From the entries below, extract every line that includes the word "Vitamin".

• [RECORDS TO PROCESS]
########################################
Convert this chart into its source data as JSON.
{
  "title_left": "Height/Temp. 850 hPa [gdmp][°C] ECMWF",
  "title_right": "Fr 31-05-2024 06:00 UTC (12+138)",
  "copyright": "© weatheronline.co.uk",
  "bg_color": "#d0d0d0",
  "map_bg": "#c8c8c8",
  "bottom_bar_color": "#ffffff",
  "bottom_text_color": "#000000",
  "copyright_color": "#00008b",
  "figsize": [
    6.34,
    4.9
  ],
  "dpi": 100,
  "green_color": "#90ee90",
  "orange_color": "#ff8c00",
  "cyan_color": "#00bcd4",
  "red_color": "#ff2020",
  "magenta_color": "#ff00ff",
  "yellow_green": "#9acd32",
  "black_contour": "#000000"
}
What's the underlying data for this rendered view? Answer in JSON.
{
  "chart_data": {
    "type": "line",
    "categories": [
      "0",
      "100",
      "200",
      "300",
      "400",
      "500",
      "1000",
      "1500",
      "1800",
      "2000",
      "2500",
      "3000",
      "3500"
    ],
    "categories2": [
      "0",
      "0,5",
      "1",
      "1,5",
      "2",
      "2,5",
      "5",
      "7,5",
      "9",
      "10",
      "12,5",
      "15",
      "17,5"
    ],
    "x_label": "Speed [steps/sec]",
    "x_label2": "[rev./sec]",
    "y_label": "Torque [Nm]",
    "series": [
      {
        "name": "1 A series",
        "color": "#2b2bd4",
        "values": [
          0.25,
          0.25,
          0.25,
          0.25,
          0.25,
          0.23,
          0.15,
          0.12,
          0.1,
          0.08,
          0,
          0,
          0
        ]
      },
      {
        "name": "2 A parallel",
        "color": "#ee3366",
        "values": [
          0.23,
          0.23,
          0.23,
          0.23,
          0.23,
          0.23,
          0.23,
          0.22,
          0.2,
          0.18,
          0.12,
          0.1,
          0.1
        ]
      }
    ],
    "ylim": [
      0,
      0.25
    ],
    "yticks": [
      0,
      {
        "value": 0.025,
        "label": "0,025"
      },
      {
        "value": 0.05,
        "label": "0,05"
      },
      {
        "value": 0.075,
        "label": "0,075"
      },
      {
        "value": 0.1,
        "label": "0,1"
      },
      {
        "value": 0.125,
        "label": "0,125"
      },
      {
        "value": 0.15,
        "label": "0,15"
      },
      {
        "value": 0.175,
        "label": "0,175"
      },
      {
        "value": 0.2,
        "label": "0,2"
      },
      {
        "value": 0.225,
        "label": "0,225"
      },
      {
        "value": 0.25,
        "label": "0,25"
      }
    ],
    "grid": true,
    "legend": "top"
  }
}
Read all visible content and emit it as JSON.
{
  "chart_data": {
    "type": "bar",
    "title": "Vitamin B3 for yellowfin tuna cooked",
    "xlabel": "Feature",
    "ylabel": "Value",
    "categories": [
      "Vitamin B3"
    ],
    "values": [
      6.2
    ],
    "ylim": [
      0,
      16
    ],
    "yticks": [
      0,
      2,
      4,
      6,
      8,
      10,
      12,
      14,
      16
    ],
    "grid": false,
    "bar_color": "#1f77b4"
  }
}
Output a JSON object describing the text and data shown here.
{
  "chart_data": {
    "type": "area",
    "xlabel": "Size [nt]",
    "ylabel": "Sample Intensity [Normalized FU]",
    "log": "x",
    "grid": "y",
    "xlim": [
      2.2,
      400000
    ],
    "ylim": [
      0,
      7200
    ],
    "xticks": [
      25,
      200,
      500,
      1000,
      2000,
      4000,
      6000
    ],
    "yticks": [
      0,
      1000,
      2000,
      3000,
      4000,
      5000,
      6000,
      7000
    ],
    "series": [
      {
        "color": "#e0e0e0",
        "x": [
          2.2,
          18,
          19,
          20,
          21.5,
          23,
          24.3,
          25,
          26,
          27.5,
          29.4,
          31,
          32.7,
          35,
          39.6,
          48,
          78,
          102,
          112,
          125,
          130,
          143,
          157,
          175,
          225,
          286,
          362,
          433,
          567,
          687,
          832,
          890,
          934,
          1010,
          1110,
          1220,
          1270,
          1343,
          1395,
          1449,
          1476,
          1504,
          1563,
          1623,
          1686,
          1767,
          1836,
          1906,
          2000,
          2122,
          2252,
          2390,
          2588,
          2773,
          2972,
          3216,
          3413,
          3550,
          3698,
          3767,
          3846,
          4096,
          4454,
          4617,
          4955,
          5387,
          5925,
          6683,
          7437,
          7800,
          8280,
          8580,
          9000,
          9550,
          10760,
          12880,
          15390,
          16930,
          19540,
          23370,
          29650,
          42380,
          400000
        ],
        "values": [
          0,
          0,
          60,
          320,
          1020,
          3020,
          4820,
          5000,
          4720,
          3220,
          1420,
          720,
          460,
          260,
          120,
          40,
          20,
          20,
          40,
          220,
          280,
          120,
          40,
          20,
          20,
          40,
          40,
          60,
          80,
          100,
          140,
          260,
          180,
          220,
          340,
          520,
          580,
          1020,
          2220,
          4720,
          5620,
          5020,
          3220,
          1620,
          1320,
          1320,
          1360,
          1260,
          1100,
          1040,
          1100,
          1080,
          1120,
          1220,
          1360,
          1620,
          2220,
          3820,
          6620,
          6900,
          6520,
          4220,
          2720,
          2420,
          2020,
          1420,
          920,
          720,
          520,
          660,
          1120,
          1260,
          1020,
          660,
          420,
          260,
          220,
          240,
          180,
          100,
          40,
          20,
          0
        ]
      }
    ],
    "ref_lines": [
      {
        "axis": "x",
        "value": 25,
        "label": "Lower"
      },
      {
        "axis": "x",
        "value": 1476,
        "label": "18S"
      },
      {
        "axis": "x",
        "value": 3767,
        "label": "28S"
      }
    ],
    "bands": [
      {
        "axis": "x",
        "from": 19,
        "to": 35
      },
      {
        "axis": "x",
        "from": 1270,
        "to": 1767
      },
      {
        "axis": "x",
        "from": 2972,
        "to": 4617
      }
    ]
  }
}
########################################
• [SOLUTION]
    "title": "Vitamin B3 for yellowfin tuna cooked",
      "Vitamin B3"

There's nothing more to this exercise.